TASKS =
A. Translate this sentence from the Jimmie Johnson interview passage into Spanish: "Johnson also said he's heard rumors that drivers can't afford permanent insurance."
B. Please pull out the stretch of the Jimmie Johnson interview passage from "NASCAR legend Jimmie" through "afford permanent insurance.", word for word.

SOURCE PASSAGE =
NASCAR great Jimmie Johnson waves. The new IndyCar driver will be in studio for the Indy 500 this month.

BRISTOL, TENNESSEE - AUGUST 17: Jimmie Johnson, driver of the #48 Ally Chevrolet, is introduced prior to the Monster Energy NASCAR Cup Series Bass Pro Shops NRA Night Race at Bristol Motor Speedway on August 17, 2019 in Bristol, Tennessee. (Photo by Sean Gardner/Getty Images)

NASCAR legend Jimmie Johnson appeared on In Depth With Graham Bensinger this week to discuss a plethora of topics regarding the sport. During his interview with Graham Bensinger, he revealed two major issues that are currently hurting NASCAR.

According to Johnson, NASCAR earnings potential for drivers has dropped by roughly 50 percent over the last six years.

"I would say that through earnings and potential for a team, it's been down probably 50 percent," Johnson said. "I would say from a driver contract standpoint, from 2015 to where it is now - it's probably half. And what starts that whole process is the tune-in numbers. The tune-in numbers drive the sponsorship numbers. That, obviously, drives the purse and then certainly the sponsorship on a given car that a driver shares."

Johnson also said he's heard rumors that drivers can't afford permanent insurance.

"I've heard rumors where these drivers can't afford permanent or temporary insurance," he added. "Which is just kind of standard issue in a sport with so much risk. And you hear drivers [say], ‘I can't afford it. I'm not gonna do it.’"

Later on in the interview, Bensinger asked Johnson what changes he would make to NASCAR if he was in charge of the sport. Believe it or not, he would reduce the overall schedule.

"I've always firmly felt that there's just too much racing in NASCAR," Johnson told Bensinger. "That's my opinion and I've had that conversation with executives at NASCAR. Reducing the schedule down to 25-28 races I think would be the ideal way to go about it."

Some NASCAR fans have complained about the amount of races on the schedule. Lowering that overall number would put a greater emphasis on the races that are held over the course of the season.

DATA =
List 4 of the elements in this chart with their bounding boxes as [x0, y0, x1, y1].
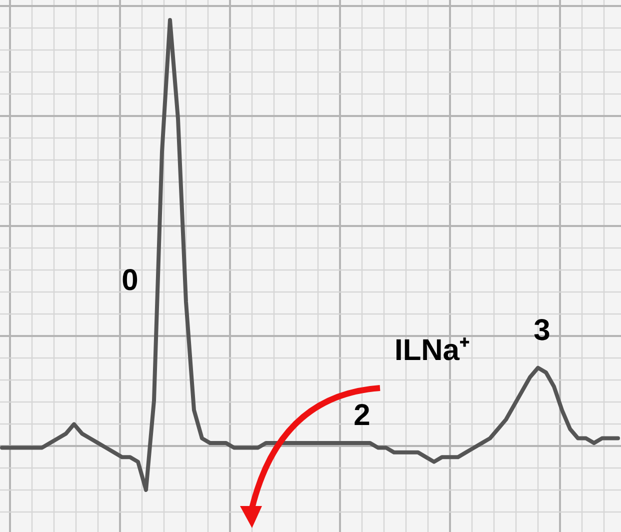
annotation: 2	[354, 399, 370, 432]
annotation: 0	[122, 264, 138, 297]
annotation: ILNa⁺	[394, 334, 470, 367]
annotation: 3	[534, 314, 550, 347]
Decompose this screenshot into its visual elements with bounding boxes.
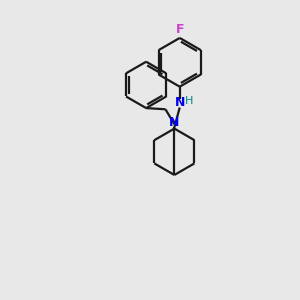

RESPONSES FOR EACH TASK =
A. Johnson también dijo que ha oído rumores de que los pilotos no pueden pagar un seguro permanente.

B.
NASCAR legend Jimmie Johnson appeared on In Depth With Graham Bensinger this week to discuss a plethora of topics regarding the sport. During his interview with Graham Bensinger, he revealed two major issues that are currently hurting NASCAR.

According to Johnson, NASCAR earnings potential for drivers has dropped by roughly 50 percent over the last six years.

"I would say that through earnings and potential for a team, it's been down probably 50 percent," Johnson said. "I would say from a driver contract standpoint, from 2015 to where it is now - it's probably half. And what starts that whole process is the tune-in numbers. The tune-in numbers drive the sponsorship numbers. That, obviously, drives the purse and then certainly the sponsorship on a given car that a driver shares."

Johnson also said he's heard rumors that drivers can't afford permanent insurance.